**DIRECTION**
Copy out the items from the very first line through the line that contains "square-marker bbox=[472, 15, 478, 21]", including both ends.

(Item position entries)
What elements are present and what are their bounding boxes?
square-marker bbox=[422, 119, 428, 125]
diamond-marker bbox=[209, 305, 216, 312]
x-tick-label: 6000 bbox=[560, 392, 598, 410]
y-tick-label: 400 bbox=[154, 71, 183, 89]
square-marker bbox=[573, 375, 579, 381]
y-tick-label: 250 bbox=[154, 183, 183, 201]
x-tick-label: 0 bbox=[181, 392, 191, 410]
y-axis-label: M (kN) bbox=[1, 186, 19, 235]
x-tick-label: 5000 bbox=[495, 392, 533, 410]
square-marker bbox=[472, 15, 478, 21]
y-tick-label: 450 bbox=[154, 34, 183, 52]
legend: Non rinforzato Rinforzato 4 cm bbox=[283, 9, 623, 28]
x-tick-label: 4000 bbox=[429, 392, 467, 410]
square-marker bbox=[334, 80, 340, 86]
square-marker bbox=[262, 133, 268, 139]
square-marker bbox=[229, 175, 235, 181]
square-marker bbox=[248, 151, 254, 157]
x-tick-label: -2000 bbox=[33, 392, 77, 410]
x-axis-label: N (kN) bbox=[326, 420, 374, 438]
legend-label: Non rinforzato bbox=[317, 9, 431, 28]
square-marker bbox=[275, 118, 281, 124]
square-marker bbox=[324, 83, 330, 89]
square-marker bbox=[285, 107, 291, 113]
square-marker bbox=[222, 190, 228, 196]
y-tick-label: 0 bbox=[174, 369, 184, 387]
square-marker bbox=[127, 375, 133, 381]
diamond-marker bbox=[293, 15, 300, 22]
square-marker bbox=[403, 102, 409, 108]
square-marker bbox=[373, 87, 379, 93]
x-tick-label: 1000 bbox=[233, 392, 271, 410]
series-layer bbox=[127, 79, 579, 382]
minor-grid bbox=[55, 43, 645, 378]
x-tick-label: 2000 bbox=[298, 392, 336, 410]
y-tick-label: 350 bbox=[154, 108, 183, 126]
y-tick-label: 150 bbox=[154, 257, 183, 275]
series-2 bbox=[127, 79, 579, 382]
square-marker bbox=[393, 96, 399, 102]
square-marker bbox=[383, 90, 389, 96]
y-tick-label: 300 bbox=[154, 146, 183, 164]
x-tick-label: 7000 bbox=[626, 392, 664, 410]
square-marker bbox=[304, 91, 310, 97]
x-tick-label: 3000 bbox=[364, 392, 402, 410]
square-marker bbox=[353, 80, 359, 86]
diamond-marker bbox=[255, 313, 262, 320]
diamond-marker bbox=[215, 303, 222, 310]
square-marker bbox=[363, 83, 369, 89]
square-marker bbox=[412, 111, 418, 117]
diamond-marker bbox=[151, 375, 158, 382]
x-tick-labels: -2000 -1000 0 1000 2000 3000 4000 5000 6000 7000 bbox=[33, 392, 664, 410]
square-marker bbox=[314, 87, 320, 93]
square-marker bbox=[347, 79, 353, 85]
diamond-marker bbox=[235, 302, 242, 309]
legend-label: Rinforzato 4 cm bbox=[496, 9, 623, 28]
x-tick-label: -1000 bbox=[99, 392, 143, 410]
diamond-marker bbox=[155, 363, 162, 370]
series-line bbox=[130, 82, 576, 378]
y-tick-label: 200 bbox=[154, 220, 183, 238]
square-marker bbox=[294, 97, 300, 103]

**SOLUTION FOR THIS PROBLEM**
What elements are present and what are their bounding boxes?
square-marker bbox=[422, 119, 428, 125]
diamond-marker bbox=[209, 305, 216, 312]
x-tick-label: 6000 bbox=[560, 392, 598, 410]
y-tick-label: 400 bbox=[154, 71, 183, 89]
square-marker bbox=[573, 375, 579, 381]
y-tick-label: 250 bbox=[154, 183, 183, 201]
x-tick-label: 0 bbox=[181, 392, 191, 410]
y-axis-label: M (kN) bbox=[1, 186, 19, 235]
x-tick-label: 5000 bbox=[495, 392, 533, 410]
square-marker bbox=[472, 15, 478, 21]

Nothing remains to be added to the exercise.